**Written instruction**
Quote every line from the first of the rows below down to the one containing "bar-chart-icon (1139, 622, 1158, 640)", including both ends, character for character.

Rows excerpted from a collection
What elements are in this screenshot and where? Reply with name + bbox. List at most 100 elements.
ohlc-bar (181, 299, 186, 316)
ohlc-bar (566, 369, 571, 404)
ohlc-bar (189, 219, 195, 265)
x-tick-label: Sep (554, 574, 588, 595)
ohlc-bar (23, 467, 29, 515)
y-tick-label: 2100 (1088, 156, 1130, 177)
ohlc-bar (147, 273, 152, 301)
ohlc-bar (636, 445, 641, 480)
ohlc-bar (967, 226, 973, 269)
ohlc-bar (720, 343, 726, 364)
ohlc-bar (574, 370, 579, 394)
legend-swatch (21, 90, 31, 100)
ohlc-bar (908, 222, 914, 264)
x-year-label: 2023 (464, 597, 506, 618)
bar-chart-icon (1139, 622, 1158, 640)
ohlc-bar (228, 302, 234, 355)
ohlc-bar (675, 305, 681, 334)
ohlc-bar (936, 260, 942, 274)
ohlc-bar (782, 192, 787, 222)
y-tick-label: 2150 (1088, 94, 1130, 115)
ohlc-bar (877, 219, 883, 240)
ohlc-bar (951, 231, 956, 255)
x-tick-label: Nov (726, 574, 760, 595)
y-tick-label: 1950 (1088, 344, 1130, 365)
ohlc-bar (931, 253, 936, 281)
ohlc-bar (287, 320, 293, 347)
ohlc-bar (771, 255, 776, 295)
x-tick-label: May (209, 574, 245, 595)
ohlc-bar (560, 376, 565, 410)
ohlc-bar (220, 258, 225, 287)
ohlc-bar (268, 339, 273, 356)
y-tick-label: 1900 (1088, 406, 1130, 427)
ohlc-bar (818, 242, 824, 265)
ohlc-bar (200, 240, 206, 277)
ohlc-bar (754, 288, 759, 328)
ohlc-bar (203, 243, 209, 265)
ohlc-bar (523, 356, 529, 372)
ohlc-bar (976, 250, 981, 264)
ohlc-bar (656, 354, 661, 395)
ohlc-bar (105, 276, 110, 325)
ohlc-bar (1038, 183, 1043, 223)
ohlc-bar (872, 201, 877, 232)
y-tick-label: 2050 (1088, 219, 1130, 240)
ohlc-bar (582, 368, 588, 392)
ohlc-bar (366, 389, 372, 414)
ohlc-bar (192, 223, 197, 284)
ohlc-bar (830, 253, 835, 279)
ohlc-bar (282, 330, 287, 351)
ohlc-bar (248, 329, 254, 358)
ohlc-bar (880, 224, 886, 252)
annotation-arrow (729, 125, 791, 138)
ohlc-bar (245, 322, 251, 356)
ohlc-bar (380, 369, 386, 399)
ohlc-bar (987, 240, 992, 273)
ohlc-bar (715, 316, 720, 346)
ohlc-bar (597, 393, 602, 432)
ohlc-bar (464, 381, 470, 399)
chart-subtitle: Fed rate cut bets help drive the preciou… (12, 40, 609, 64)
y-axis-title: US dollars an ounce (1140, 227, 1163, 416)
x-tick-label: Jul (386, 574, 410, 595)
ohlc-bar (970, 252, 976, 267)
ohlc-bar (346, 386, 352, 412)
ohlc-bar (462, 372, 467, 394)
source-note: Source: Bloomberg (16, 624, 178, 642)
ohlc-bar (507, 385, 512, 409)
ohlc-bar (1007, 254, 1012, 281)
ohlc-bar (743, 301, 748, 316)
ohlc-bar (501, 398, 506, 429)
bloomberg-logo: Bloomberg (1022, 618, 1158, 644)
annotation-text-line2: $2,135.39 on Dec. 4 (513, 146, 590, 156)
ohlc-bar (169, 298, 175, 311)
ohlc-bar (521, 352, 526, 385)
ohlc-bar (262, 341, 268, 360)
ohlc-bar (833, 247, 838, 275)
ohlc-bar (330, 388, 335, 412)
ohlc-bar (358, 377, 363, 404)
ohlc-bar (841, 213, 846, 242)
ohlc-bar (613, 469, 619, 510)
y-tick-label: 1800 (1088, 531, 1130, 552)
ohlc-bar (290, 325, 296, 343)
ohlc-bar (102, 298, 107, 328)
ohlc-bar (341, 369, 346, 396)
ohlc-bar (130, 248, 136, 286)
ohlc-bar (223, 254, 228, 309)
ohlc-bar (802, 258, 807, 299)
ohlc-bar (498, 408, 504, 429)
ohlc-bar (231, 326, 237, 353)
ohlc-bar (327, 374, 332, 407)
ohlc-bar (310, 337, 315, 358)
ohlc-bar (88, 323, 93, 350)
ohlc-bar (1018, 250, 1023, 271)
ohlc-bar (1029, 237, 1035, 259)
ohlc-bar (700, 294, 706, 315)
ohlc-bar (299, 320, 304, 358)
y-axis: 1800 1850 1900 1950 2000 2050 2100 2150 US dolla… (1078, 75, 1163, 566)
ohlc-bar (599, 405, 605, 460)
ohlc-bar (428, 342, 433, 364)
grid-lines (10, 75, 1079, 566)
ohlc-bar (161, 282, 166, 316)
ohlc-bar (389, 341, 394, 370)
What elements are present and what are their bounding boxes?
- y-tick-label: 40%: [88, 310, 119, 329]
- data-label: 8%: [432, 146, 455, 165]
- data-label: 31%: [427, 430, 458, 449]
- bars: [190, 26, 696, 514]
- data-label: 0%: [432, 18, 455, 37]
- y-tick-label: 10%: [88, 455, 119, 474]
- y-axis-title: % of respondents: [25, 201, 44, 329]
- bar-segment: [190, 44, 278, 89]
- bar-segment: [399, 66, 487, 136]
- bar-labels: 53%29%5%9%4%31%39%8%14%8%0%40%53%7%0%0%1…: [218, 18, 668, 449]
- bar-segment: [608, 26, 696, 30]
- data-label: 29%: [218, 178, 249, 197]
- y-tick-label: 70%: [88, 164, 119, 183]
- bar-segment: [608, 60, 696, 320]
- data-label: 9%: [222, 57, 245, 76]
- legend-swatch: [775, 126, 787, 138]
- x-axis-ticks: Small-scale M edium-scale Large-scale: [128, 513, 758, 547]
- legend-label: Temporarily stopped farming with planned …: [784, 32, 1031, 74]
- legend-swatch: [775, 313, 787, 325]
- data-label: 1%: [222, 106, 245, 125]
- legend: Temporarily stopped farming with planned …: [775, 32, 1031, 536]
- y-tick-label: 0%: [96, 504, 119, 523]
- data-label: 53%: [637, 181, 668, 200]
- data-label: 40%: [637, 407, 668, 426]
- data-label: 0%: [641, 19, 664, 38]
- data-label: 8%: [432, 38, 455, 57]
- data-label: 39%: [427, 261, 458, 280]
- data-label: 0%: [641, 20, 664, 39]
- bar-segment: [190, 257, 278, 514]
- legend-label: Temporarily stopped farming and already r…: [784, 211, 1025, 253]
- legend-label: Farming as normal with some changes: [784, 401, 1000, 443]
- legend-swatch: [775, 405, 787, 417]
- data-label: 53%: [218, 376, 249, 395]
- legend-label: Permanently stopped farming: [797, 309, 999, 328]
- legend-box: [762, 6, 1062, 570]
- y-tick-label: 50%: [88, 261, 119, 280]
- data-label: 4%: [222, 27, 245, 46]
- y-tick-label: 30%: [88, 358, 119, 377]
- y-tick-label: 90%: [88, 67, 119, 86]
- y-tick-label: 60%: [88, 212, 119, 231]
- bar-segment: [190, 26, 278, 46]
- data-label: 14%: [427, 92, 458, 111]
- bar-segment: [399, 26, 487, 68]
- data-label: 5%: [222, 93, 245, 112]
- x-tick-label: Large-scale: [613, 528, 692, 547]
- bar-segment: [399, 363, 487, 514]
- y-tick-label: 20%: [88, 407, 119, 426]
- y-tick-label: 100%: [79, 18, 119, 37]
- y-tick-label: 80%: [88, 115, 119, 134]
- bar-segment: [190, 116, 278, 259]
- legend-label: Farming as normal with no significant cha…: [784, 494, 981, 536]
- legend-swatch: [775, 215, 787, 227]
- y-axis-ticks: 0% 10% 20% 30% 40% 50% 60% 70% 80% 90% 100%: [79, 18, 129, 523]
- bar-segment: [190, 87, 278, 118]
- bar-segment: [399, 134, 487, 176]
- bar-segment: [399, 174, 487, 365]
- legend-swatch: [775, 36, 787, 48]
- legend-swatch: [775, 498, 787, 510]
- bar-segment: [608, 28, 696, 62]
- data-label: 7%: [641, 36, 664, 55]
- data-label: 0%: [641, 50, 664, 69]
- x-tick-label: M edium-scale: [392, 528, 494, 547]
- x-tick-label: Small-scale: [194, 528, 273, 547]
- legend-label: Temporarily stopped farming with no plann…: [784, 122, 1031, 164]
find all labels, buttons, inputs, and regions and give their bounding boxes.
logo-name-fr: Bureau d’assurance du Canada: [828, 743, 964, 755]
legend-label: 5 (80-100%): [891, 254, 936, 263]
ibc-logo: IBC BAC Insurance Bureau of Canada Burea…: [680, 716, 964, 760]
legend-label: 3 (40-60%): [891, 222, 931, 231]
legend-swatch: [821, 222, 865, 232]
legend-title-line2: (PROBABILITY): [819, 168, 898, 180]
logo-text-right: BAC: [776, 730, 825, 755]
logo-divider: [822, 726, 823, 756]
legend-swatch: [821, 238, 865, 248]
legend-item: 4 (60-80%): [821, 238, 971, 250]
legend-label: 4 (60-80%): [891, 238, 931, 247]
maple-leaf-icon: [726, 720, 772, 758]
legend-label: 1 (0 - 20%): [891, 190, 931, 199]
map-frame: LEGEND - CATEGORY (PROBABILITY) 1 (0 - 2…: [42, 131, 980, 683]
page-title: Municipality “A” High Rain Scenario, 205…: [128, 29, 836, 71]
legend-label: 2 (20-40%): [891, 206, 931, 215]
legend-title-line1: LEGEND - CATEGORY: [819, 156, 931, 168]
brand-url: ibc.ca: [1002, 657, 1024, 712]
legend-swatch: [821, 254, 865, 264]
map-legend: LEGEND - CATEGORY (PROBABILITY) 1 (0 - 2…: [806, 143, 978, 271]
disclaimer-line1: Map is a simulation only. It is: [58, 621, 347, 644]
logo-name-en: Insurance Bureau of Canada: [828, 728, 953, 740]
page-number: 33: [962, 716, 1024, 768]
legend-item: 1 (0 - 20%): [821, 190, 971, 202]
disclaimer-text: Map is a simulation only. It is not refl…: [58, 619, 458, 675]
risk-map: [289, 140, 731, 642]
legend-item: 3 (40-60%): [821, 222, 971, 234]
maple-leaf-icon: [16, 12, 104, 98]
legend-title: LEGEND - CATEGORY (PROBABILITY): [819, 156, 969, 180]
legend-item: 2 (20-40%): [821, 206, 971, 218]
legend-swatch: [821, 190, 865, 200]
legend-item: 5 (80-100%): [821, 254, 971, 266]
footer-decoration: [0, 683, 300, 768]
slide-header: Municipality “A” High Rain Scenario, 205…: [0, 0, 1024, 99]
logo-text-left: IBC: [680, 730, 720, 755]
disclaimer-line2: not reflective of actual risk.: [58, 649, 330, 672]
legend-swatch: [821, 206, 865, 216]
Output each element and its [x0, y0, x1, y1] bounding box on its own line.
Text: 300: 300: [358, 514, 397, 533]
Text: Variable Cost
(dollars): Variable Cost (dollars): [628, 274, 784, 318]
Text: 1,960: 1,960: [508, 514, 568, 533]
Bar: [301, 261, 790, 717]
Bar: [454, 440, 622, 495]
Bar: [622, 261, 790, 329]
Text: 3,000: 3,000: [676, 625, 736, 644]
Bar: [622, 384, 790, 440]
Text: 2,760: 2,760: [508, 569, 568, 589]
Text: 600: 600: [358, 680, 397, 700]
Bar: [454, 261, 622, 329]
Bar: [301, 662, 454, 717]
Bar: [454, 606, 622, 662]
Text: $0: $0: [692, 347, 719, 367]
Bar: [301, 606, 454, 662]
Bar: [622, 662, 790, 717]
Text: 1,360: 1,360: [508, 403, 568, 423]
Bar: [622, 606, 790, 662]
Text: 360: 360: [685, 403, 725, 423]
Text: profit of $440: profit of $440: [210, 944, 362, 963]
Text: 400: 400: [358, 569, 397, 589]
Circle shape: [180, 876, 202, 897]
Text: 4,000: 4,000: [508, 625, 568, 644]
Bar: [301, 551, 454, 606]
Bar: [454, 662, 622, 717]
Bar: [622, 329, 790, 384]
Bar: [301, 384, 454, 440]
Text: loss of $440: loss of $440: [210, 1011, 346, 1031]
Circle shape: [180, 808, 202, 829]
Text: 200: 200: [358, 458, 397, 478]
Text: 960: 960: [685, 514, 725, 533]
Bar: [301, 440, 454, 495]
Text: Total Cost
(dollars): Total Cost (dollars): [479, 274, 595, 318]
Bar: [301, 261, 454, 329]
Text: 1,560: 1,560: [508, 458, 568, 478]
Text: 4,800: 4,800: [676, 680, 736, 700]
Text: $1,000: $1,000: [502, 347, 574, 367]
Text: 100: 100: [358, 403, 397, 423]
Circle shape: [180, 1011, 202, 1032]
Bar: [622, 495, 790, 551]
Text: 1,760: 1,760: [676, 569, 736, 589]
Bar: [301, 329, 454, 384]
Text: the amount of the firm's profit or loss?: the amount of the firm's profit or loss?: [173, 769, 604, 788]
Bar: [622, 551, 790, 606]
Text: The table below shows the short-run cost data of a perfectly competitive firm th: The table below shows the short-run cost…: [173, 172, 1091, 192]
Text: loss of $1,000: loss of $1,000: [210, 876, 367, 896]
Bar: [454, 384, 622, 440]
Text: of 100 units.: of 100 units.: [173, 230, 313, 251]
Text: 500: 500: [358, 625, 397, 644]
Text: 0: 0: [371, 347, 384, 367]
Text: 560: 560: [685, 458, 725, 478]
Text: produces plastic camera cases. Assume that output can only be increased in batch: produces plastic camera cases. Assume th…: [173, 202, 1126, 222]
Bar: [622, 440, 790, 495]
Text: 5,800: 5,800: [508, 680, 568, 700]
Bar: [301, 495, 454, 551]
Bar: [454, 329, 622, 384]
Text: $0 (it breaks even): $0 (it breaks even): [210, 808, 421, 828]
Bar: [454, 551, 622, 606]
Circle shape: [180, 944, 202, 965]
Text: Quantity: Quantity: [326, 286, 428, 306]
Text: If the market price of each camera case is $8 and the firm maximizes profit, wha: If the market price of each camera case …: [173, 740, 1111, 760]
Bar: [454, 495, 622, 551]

**Result for this exercise**
What elements are in this screenshot and where? Reply with name + bbox. List at most 100 elements.
ohlc-bar (181, 299, 186, 316)
ohlc-bar (566, 369, 571, 404)
ohlc-bar (189, 219, 195, 265)
x-tick-label: Sep (554, 574, 588, 595)
ohlc-bar (23, 467, 29, 515)
y-tick-label: 2100 (1088, 156, 1130, 177)
ohlc-bar (147, 273, 152, 301)
ohlc-bar (636, 445, 641, 480)
ohlc-bar (967, 226, 973, 269)
ohlc-bar (720, 343, 726, 364)
ohlc-bar (574, 370, 579, 394)
legend-swatch (21, 90, 31, 100)
ohlc-bar (908, 222, 914, 264)
x-year-label: 2023 (464, 597, 506, 618)
bar-chart-icon (1139, 622, 1158, 640)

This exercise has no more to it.